* START *
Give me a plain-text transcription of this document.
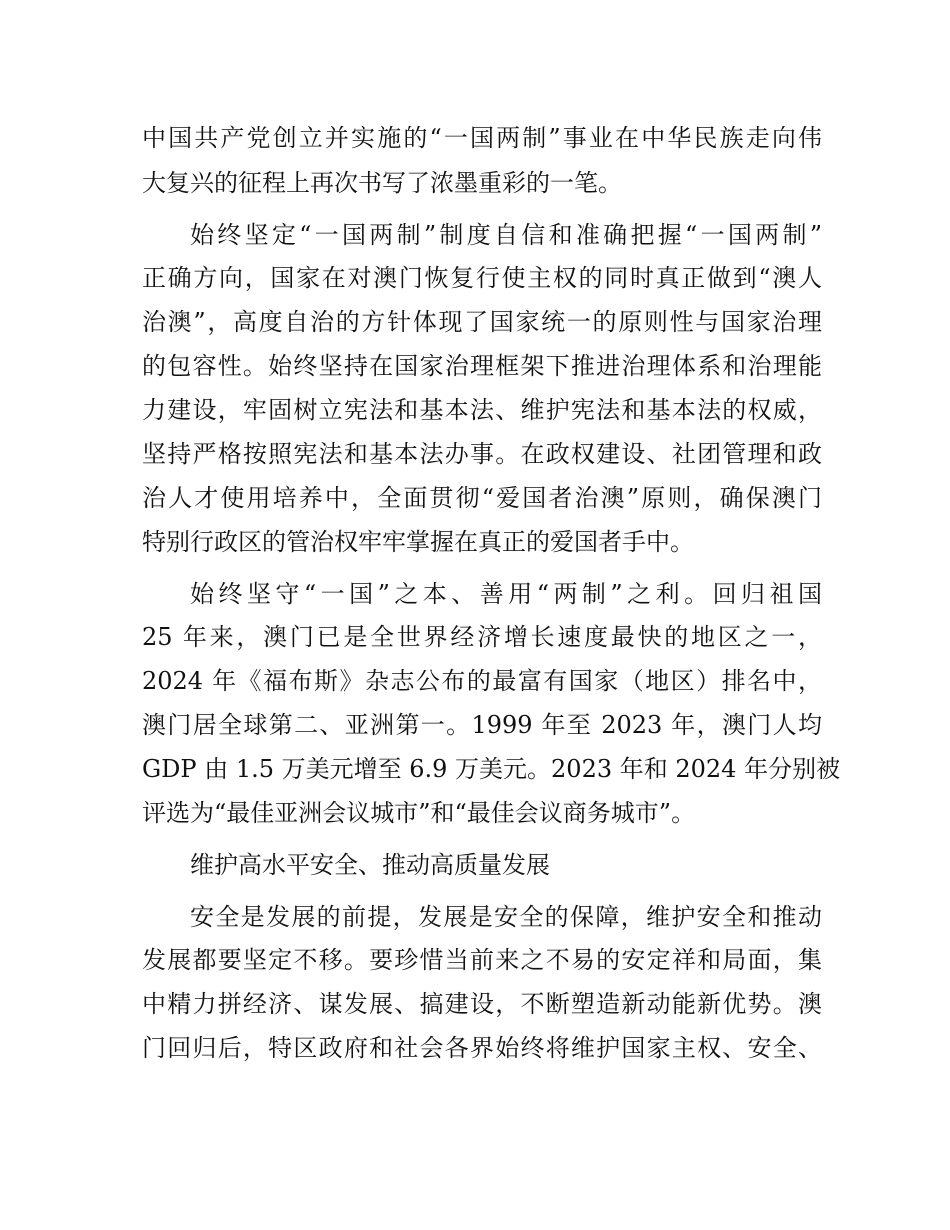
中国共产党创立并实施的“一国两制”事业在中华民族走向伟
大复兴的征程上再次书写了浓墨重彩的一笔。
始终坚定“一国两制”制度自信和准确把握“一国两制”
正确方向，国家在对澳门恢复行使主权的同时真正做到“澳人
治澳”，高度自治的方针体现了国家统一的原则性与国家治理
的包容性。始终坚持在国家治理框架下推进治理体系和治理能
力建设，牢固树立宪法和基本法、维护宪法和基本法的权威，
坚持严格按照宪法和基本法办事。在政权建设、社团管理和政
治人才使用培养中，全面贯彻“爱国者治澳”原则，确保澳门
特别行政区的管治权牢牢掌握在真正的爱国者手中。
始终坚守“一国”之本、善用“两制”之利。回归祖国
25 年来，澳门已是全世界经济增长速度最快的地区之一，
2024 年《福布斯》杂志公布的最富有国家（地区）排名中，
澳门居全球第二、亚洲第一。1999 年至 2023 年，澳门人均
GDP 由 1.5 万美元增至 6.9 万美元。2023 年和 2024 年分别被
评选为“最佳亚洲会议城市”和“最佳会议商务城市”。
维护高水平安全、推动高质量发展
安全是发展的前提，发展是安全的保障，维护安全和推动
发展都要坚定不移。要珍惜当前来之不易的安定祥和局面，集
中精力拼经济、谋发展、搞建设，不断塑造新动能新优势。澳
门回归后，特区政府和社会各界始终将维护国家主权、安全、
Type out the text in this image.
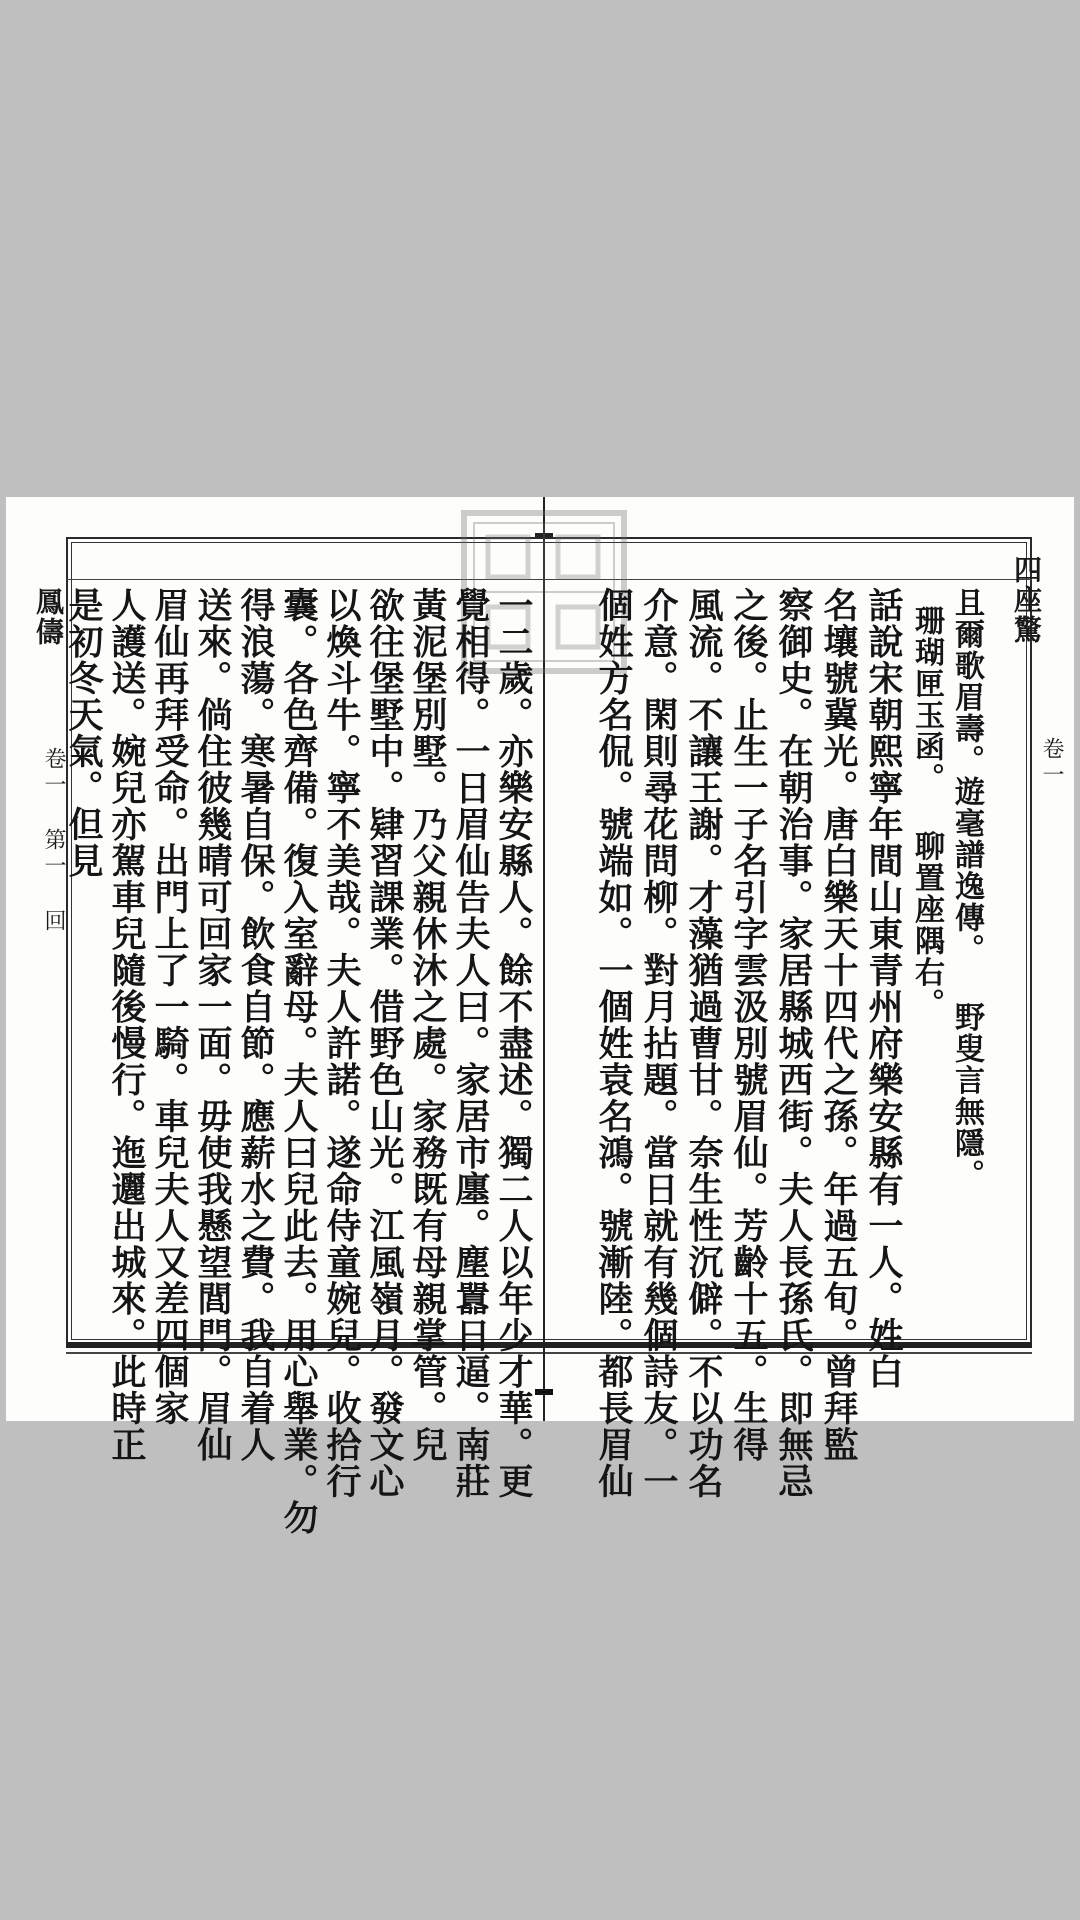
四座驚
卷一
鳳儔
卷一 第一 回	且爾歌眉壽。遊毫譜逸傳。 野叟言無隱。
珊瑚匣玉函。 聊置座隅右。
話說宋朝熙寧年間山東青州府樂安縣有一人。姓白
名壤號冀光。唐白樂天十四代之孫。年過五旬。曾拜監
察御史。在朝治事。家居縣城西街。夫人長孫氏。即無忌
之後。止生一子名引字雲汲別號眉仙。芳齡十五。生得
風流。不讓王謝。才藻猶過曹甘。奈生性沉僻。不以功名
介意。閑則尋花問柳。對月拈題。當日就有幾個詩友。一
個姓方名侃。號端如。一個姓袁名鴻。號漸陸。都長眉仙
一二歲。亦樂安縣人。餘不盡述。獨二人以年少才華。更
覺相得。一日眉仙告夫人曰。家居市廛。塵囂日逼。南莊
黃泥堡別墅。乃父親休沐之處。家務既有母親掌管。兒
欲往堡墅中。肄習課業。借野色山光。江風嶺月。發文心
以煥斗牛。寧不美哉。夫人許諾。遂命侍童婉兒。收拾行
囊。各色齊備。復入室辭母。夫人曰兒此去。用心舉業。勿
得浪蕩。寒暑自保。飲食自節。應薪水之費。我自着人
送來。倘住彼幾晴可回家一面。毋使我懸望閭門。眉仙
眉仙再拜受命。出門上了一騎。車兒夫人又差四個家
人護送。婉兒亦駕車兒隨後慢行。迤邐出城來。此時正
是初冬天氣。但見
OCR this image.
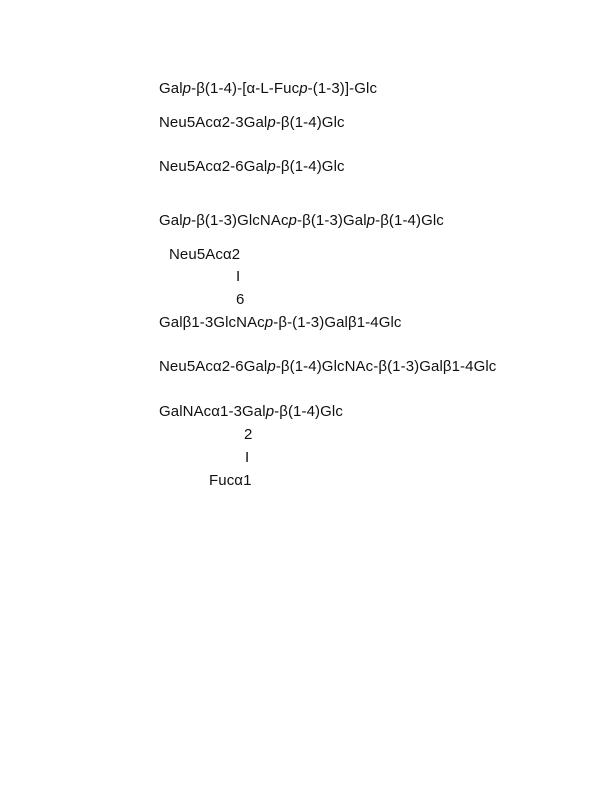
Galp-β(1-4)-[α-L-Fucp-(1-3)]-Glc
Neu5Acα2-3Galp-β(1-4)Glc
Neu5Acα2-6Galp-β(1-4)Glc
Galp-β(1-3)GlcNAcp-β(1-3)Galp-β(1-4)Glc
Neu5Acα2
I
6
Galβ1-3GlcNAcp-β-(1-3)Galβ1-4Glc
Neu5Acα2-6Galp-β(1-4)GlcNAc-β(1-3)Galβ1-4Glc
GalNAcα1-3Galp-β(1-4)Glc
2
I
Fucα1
* END *
[SHORT PROBLEM]
Go through the data above and transcribe it in full, omitting any image.

[ANSWER TO THE TASK]
Give me a plain-text transcription of this document.
中国共产党创立并实施的“一国两制”事业在中华民族走向伟
大复兴的征程上再次书写了浓墨重彩的一笔。
始终坚定“一国两制”制度自信和准确把握“一国两制”
正确方向，国家在对澳门恢复行使主权的同时真正做到“澳人
治澳”，高度自治的方针体现了国家统一的原则性与国家治理
的包容性。始终坚持在国家治理框架下推进治理体系和治理能
力建设，牢固树立宪法和基本法、维护宪法和基本法的权威，
坚持严格按照宪法和基本法办事。在政权建设、社团管理和政
治人才使用培养中，全面贯彻“爱国者治澳”原则，确保澳门
特别行政区的管治权牢牢掌握在真正的爱国者手中。
始终坚守“一国”之本、善用“两制”之利。回归祖国
25 年来，澳门已是全世界经济增长速度最快的地区之一，
2024 年《福布斯》杂志公布的最富有国家（地区）排名中，
澳门居全球第二、亚洲第一。1999 年至 2023 年，澳门人均
GDP 由 1.5 万美元增至 6.9 万美元。2023 年和 2024 年分别被
评选为“最佳亚洲会议城市”和“最佳会议商务城市”。
维护高水平安全、推动高质量发展
安全是发展的前提，发展是安全的保障，维护安全和推动
发展都要坚定不移。要珍惜当前来之不易的安定祥和局面，集
中精力拼经济、谋发展、搞建设，不断塑造新动能新优势。澳
门回归后，特区政府和社会各界始终将维护国家主权、安全、
Type out the text in this image.
四座驚
卷一
鳳儔
卷一 第一 回	且爾歌眉壽。遊毫譜逸傳。 野叟言無隱。
珊瑚匣玉函。 聊置座隅右。
話說宋朝熙寧年間山東青州府樂安縣有一人。姓白
名壤號冀光。唐白樂天十四代之孫。年過五旬。曾拜監
察御史。在朝治事。家居縣城西街。夫人長孫氏。即無忌
之後。止生一子名引字雲汲別號眉仙。芳齡十五。生得
風流。不讓王謝。才藻猶過曹甘。奈生性沉僻。不以功名
介意。閑則尋花問柳。對月拈題。當日就有幾個詩友。一
個姓方名侃。號端如。一個姓袁名鴻。號漸陸。都長眉仙
一二歲。亦樂安縣人。餘不盡述。獨二人以年少才華。更
覺相得。一日眉仙告夫人曰。家居市廛。塵囂日逼。南莊
黃泥堡別墅。乃父親休沐之處。家務既有母親掌管。兒
欲往堡墅中。肄習課業。借野色山光。江風嶺月。發文心
以煥斗牛。寧不美哉。夫人許諾。遂命侍童婉兒。收拾行
囊。各色齊備。復入室辭母。夫人曰兒此去。用心舉業。勿
得浪蕩。寒暑自保。飲食自節。應薪水之費。我自着人
送來。倘住彼幾晴可回家一面。毋使我懸望閭門。眉仙
眉仙再拜受命。出門上了一騎。車兒夫人又差四個家
人護送。婉兒亦駕車兒隨後慢行。迤邐出城來。此時正
是初冬天氣。但見
OCR this image.
Galp-β(1-4)-[α-L-Fucp-(1-3)]-Glc
Neu5Acα2-3Galp-β(1-4)Glc
Neu5Acα2-6Galp-β(1-4)Glc
Galp-β(1-3)GlcNAcp-β(1-3)Galp-β(1-4)Glc
Neu5Acα2
I
6
Galβ1-3GlcNAcp-β-(1-3)Galβ1-4Glc
Neu5Acα2-6Galp-β(1-4)GlcNAc-β(1-3)Galβ1-4Glc
GalNAcα1-3Galp-β(1-4)Glc
2
I
Fucα1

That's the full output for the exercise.